Exercise description ::
Exact reproduction is required for all entries.

Given records ::
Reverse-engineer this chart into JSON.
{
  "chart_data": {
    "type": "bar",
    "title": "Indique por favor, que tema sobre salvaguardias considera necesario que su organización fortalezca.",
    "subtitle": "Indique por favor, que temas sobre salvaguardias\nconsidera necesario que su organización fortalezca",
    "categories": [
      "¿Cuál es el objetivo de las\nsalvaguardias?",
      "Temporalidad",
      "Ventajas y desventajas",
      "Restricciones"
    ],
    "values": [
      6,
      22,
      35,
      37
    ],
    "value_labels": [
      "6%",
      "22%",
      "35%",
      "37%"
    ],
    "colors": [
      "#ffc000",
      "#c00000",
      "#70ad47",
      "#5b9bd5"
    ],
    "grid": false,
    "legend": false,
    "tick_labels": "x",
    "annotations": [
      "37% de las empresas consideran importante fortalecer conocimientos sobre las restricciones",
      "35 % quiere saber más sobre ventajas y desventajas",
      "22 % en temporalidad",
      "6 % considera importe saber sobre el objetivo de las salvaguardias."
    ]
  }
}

Task output ::
Reverse-engineer this chart into JSON.
{
  "chart_data": {
    "type": "bar",
    "title": "Indique por favor, que tema sobre salvaguardias considera necesario que su organización fortalezca.",
    "subtitle": "Indique por favor, que temas sobre salvaguardias\nconsidera necesario que su organización fortalezca",
    "categories": [
      "¿Cuál es el objetivo de las\nsalvaguardias?",
      "Temporalidad",
      "Ventajas y desventajas",
      "Restricciones"
    ],
    "values": [
      6,
      22,
      35,
      37
    ],
    "value_labels": [
      "6%",
      "22%",
      "35%",
      "37%"
    ],
    "colors": [
      "#ffc000",
      "#c00000",
      "#70ad47",
      "#5b9bd5"
    ],
    "grid": false,
    "legend": false,
    "tick_labels": "x",
    "annotations": [
      "37% de las empresas consideran importante fortalecer conocimientos sobre las restricciones",
      "35 % quiere saber más sobre ventajas y desventajas",
      "22 % en temporalidad",
      "6 % considera importe saber sobre el objetivo de las salvaguardias."
    ]
  }
}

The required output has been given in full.